Task objective
Write out the entire post on Piaget, schemata and Wittgenstein below, word for word.

--- Start of Given text ---

Thursday 9 August 2018

Some speculation about Piaget on schemata and Wittgenstein

One of the better aspects of academia is getting interesting emails asking questions. An ex student, John, asked me this the other day.

“Hi Tim,

I understand that Wittgenstein maintains the correct use of a word will always presuppose our ability to use it. i.e. there is no separation between concept and ability to apply it. This made me think about Jean Piaget’s ‘schema theory’ involved in child development. As infants learn to interact with their environments, they develop mental schemata which assimilate objects from the environment. A schema might be learning to grasp and, by assimilating a toy into this schema, the child is able to pick it up. Piaget was confident that the child repeats and practices schemata before their successful use in assimilation. Schemata which fail to assimilate in the intended way are subsequently revised. He also maintains that this way of learning is maintained throughout development and into maturity.

On Piaget’s account, language would classify as symbolic schemata, where a given word will have its schema as anticipatory knowledge of the external environment. Initially, this makes me think that Piaget advocates a method of empirical judgement that easily falls foul of [Wittgenstein’s] regression [of interpretations].

Trying to find compatibility between Wittgenstein and Piaget, I’d be tempted to suggest that a word-schema lacks meaning for the child (even though he/she may know the sound of it etc.) until it is correctly applied and accurately assimilates the intended aspect of experience. At this point, the correct use of the word will be simultaneous with its application, pace Wittgenstein.

Would Wittgenstein buy into this theory of learning, do you think? What status would he give to undeveloped word-schemata - perhaps as having the same standing as objective definitions i.e. without meaning until applied?

John”

Sadly Piaget isn’t one of my authors so I spent an evening looking at ‘The Origins of Intelligence in Children’ to try the following quick, but possibly wholly misguided reply.

--- End of Given text ---
--- Start of Data extract ---

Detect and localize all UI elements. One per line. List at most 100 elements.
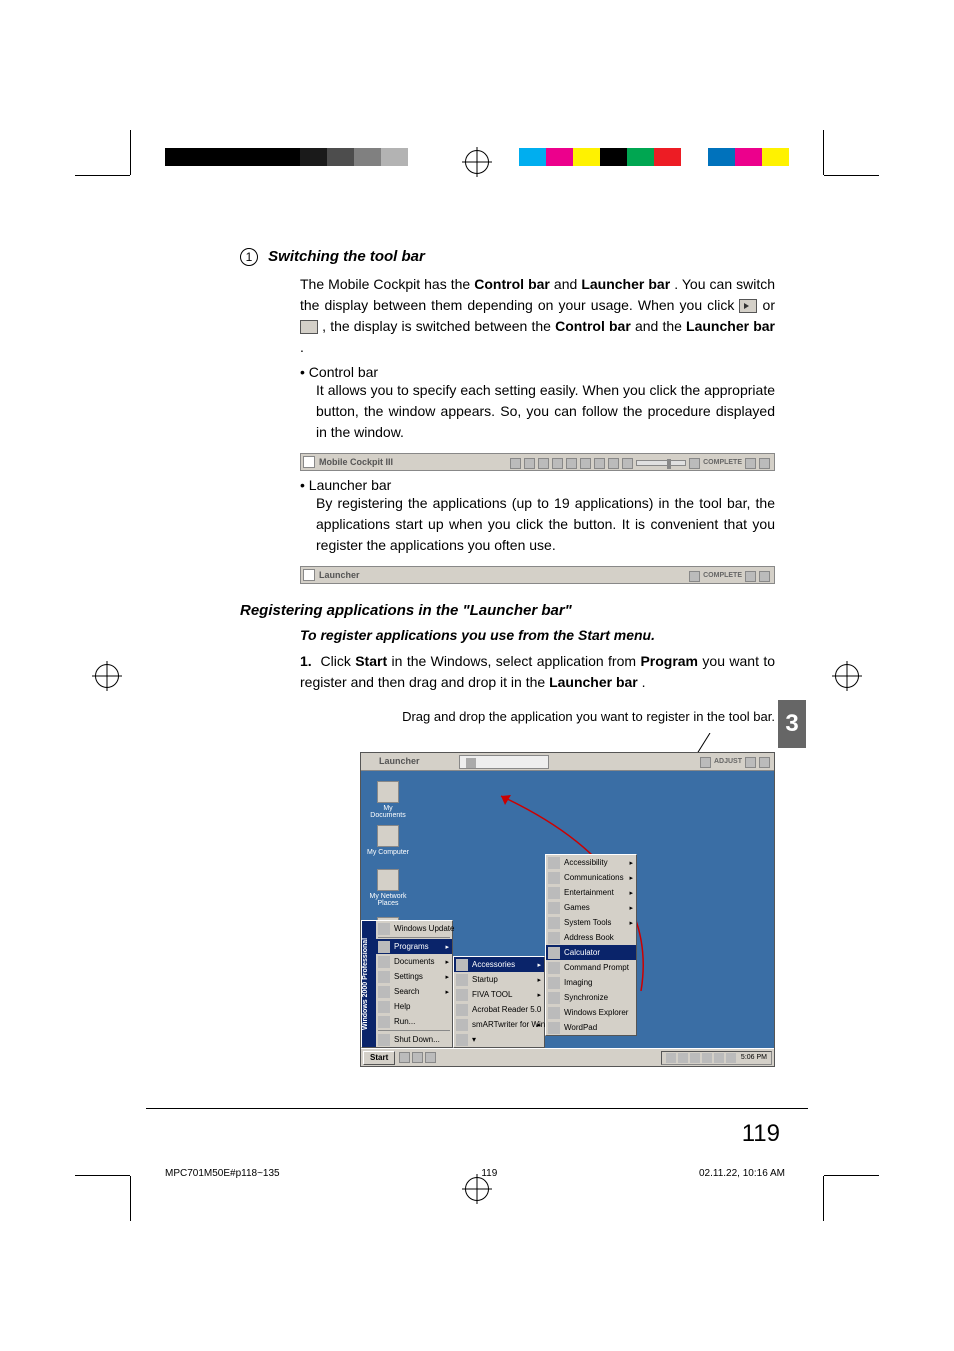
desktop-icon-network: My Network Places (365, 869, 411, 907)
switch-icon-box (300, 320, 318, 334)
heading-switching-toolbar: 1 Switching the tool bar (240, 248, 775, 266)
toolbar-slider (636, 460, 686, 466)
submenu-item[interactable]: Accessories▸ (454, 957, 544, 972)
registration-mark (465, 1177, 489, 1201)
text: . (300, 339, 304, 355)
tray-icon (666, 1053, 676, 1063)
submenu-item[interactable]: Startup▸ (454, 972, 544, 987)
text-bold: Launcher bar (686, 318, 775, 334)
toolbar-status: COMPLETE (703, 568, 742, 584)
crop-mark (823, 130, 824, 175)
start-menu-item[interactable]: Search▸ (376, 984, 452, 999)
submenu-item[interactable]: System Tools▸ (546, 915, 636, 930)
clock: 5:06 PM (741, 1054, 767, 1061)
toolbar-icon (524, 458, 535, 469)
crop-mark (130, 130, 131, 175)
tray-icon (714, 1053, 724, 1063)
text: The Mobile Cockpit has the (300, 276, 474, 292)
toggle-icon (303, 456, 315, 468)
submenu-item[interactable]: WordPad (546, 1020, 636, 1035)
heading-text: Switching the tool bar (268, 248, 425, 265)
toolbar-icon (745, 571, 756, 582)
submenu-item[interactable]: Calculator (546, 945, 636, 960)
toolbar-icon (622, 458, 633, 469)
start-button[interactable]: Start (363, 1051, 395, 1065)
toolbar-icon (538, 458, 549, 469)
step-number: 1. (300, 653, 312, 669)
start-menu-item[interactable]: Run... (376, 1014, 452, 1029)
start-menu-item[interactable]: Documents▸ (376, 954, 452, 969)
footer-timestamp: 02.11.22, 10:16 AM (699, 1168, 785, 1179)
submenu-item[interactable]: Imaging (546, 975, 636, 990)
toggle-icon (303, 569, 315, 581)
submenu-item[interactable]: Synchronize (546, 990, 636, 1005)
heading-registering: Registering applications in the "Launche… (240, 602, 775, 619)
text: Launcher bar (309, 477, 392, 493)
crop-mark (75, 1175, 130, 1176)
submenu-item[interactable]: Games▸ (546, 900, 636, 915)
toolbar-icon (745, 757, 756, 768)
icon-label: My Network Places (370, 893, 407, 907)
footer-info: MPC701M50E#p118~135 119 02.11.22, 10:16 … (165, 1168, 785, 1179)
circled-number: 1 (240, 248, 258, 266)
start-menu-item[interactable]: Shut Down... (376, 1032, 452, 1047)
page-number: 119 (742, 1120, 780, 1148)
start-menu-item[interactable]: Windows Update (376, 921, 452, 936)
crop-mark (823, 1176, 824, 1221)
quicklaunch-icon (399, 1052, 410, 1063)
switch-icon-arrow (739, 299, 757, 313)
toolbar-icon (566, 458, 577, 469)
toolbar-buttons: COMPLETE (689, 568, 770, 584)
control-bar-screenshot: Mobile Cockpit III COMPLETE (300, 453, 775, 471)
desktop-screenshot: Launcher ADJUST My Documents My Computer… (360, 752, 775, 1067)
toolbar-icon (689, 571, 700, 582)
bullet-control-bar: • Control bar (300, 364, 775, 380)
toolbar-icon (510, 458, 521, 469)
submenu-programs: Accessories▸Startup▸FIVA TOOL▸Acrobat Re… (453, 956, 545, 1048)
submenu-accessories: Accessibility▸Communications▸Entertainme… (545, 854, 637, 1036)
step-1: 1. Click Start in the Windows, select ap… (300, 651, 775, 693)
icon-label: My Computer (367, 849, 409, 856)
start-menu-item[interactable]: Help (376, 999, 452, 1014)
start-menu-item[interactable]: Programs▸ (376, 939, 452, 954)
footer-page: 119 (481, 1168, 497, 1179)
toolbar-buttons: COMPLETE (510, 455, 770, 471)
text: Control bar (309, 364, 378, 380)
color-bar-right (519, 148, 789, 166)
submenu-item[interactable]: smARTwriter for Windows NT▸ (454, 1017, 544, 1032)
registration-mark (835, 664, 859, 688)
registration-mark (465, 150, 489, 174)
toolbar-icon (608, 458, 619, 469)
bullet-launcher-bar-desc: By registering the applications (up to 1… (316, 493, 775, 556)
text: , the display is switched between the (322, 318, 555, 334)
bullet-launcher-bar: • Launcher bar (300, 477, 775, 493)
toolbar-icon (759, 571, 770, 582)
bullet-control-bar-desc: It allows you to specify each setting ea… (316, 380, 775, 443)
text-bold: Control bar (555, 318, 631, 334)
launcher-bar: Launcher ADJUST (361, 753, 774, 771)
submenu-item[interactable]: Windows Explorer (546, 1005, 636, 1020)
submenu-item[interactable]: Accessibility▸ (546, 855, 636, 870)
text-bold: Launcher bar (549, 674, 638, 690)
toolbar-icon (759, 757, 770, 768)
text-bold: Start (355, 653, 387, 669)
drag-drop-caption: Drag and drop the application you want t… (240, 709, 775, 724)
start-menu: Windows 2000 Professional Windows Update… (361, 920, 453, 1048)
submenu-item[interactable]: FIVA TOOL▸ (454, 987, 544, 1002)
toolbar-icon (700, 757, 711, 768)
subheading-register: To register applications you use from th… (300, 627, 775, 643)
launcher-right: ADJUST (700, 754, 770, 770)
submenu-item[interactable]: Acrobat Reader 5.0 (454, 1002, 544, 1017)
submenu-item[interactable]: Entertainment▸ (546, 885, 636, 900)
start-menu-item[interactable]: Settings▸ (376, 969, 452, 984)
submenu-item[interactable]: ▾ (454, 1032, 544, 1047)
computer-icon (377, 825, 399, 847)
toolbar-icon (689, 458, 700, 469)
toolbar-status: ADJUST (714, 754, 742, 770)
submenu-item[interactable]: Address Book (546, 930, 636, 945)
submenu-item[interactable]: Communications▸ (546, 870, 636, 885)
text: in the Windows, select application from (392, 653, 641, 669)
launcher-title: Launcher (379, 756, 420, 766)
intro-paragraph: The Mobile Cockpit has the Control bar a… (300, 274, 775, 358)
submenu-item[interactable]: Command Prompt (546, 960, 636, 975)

--- End of Data extract ---

Output
Thursday 9 August 2018

Some speculation about Piaget on schemata and Wittgenstein

One of the better aspects of academia is getting interesting emails asking questions. An ex student, John, asked me this the other day.

“Hi Tim,

I understand that Wittgenstein maintains the correct use of a word will always presuppose our ability to use it. i.e. there is no separation between concept and ability to apply it. This made me think about Jean Piaget’s ‘schema theory’ involved in child development. As infants learn to interact with their environments, they develop mental schemata which assimilate objects from the environment. A schema might be learning to grasp and, by assimilating a toy into this schema, the child is able to pick it up. Piaget was confident that the child repeats and practices schemata before their successful use in assimilation. Schemata which fail to assimilate in the intended way are subsequently revised. He also maintains that this way of learning is maintained throughout development and into maturity.

On Piaget’s account, language would classify as symbolic schemata, where a given word will have its schema as anticipatory knowledge of the external environment. Initially, this makes me think that Piaget advocates a method of empirical judgement that easily falls foul of [Wittgenstein’s] regression [of interpretations].

Trying to find compatibility between Wittgenstein and Piaget, I’d be tempted to suggest that a word-schema lacks meaning for the child (even though he/she may know the sound of it etc.) until it is correctly applied and accurately assimilates the intended aspect of experience. At this point, the correct use of the word will be simultaneous with its application, pace Wittgenstein.

Would Wittgenstein buy into this theory of learning, do you think? What status would he give to undeveloped word-schemata - perhaps as having the same standing as objective definitions i.e. without meaning until applied?

John”

Sadly Piaget isn’t one of my authors so I spent an evening looking at ‘The Origins of Intelligence in Children’ to try the following quick, but possibly wholly misguided reply.